> **Task**
Reproduce the data below in full and exclude every picture.

>> start

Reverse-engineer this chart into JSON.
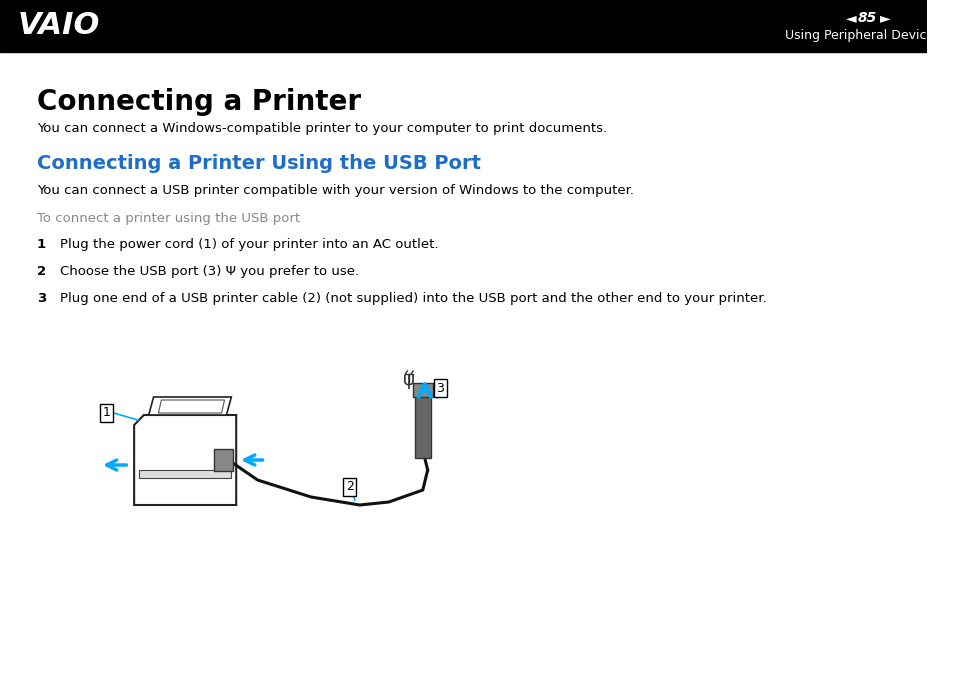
{
  "bg_color": "#ffffff",
  "header_bg": "#000000",
  "header_text_color": "#ffffff",
  "page_number": "85",
  "header_right_text": "Using Peripheral Devices",
  "title": "Connecting a Printer",
  "title_fontsize": 20,
  "subtitle_color": "#1e6ec8",
  "subtitle": "Connecting a Printer Using the USB Port",
  "subtitle_fontsize": 14,
  "body_text_color": "#000000",
  "gray_text_color": "#888888",
  "body_fontsize": 9.5,
  "para1": "You can connect a Windows-compatible printer to your computer to print documents.",
  "para2": "You can connect a USB printer compatible with your version of Windows to the computer.",
  "gray_heading": "To connect a printer using the USB port",
  "step1": "Plug the power cord (1) of your printer into an AC outlet.",
  "step2": "Choose the USB port (3)  Ψ  you prefer to use.",
  "step3": "Plug one end of a USB printer cable (2) (not supplied) into the USB port and the other end to your printer.",
  "arrow_color": "#00aaff",
  "line_color": "#000000",
  "box_label_color": "#000000"
}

>> end

> **Result**
Reverse-engineer this chart into JSON.
{
  "bg_color": "#ffffff",
  "header_bg": "#000000",
  "header_text_color": "#ffffff",
  "page_number": "85",
  "header_right_text": "Using Peripheral Devices",
  "title": "Connecting a Printer",
  "title_fontsize": 20,
  "subtitle_color": "#1e6ec8",
  "subtitle": "Connecting a Printer Using the USB Port",
  "subtitle_fontsize": 14,
  "body_text_color": "#000000",
  "gray_text_color": "#888888",
  "body_fontsize": 9.5,
  "para1": "You can connect a Windows-compatible printer to your computer to print documents.",
  "para2": "You can connect a USB printer compatible with your version of Windows to the computer.",
  "gray_heading": "To connect a printer using the USB port",
  "step1": "Plug the power cord (1) of your printer into an AC outlet.",
  "step2": "Choose the USB port (3)  Ψ  you prefer to use.",
  "step3": "Plug one end of a USB printer cable (2) (not supplied) into the USB port and the other end to your printer.",
  "arrow_color": "#00aaff",
  "line_color": "#000000",
  "box_label_color": "#000000"
}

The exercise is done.